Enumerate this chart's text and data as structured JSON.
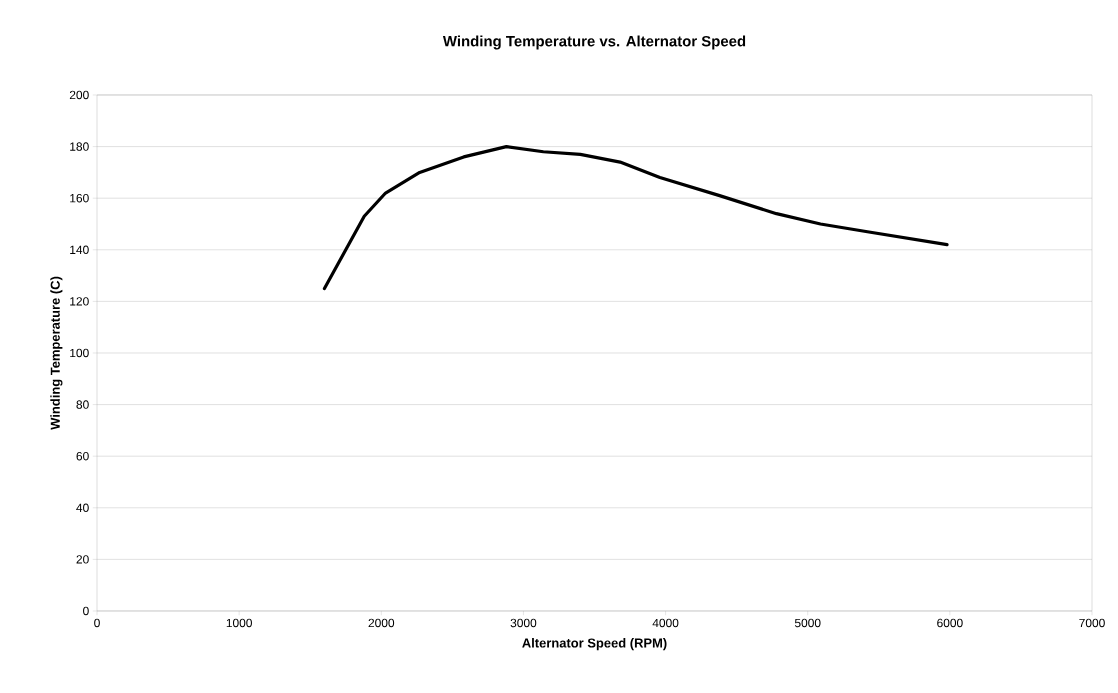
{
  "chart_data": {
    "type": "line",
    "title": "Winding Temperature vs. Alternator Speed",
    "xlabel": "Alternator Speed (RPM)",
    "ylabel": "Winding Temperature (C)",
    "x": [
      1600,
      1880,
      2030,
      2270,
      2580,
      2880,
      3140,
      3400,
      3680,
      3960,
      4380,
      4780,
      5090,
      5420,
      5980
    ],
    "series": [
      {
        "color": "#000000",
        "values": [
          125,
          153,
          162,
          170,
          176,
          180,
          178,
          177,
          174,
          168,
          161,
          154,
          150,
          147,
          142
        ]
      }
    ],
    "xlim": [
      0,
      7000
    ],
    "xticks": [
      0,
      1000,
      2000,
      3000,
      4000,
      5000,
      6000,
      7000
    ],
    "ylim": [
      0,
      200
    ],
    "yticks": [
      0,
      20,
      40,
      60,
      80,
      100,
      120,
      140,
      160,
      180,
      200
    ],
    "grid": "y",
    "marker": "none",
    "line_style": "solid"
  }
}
==
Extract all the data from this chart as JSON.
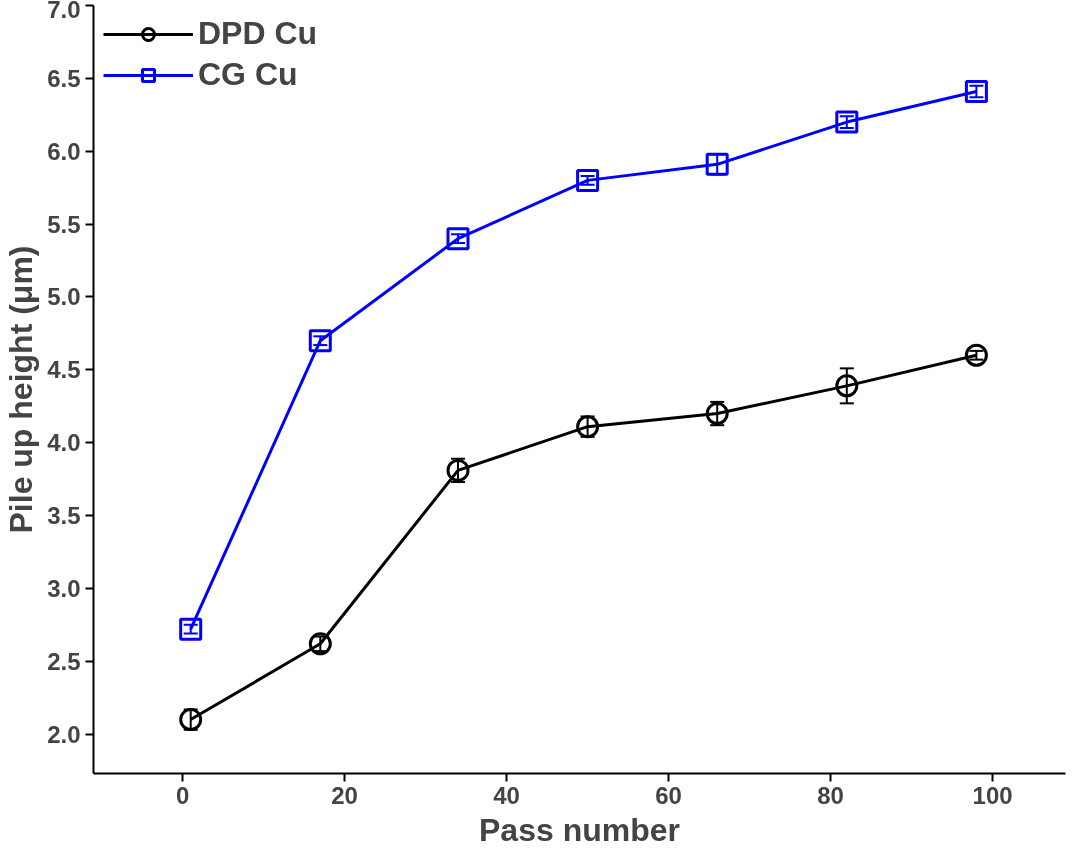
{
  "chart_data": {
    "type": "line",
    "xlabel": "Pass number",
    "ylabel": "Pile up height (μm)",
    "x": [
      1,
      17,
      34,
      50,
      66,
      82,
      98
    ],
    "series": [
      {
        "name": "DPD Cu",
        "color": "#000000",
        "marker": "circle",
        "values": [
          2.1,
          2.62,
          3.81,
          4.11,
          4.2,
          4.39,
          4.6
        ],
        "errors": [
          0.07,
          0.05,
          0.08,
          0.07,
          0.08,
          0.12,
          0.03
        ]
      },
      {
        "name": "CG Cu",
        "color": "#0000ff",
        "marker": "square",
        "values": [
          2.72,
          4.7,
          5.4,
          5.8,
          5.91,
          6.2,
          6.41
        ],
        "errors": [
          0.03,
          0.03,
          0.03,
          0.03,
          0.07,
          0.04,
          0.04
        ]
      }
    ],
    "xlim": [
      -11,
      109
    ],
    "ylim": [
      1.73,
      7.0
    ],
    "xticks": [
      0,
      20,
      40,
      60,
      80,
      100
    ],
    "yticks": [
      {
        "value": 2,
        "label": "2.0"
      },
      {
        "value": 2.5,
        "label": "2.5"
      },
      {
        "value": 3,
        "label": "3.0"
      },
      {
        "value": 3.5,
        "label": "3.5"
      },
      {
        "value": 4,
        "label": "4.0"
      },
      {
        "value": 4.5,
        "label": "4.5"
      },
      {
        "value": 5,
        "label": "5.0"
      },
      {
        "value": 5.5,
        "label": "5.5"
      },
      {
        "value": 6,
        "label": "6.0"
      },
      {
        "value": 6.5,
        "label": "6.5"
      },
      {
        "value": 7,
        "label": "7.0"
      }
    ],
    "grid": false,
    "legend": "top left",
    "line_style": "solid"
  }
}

SHORT EXERCISE:
Which lines hold the word "xlabel"? Copy each of them from the records.

EXERCISE SOLUTION:
    "xlabel": "Alternator Speed (RPM)",
    "xlabel": "Pass number",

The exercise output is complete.